---------- Supplied records

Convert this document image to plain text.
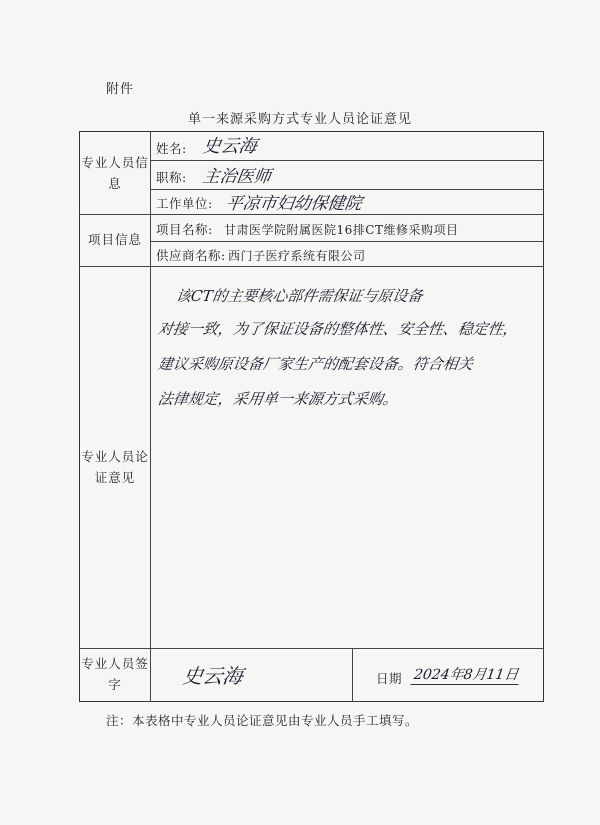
附件
单一来源采购方式专业人员论证意见
专业人员信息
姓名: 史云海
职称: 主治医师
工作单位: 平凉市妇幼保健院
项目信息
项目名称: 甘肃医学院附属医院16排CT维修采购项目
供应商名称: 西门子医疗系统有限公司
专业人员论证意见
该CT的主要核心部件需保证与原设备
对接一致，为了保证设备的整体性、安全性、稳定性，
建议采购原设备厂家生产的配套设备。符合相关
法律规定，采用单一来源方式采购。
专业人员签字	史云海	日期 2024年8月11日
注：本表格中专业人员论证意见由专业人员手工填写。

--------------------

Instructions for the task:
Leave the images out and output the remaining material exactly as it stands.

Finished answer:
Convert this document image to plain text.
附件
单一来源采购方式专业人员论证意见
专业人员信息
姓名: 史云海
职称: 主治医师
工作单位: 平凉市妇幼保健院
项目信息
项目名称: 甘肃医学院附属医院16排CT维修采购项目
供应商名称: 西门子医疗系统有限公司
专业人员论证意见
该CT的主要核心部件需保证与原设备
对接一致，为了保证设备的整体性、安全性、稳定性，
建议采购原设备厂家生产的配套设备。符合相关
法律规定，采用单一来源方式采购。
专业人员签字	史云海	日期 2024年8月11日
注：本表格中专业人员论证意见由专业人员手工填写。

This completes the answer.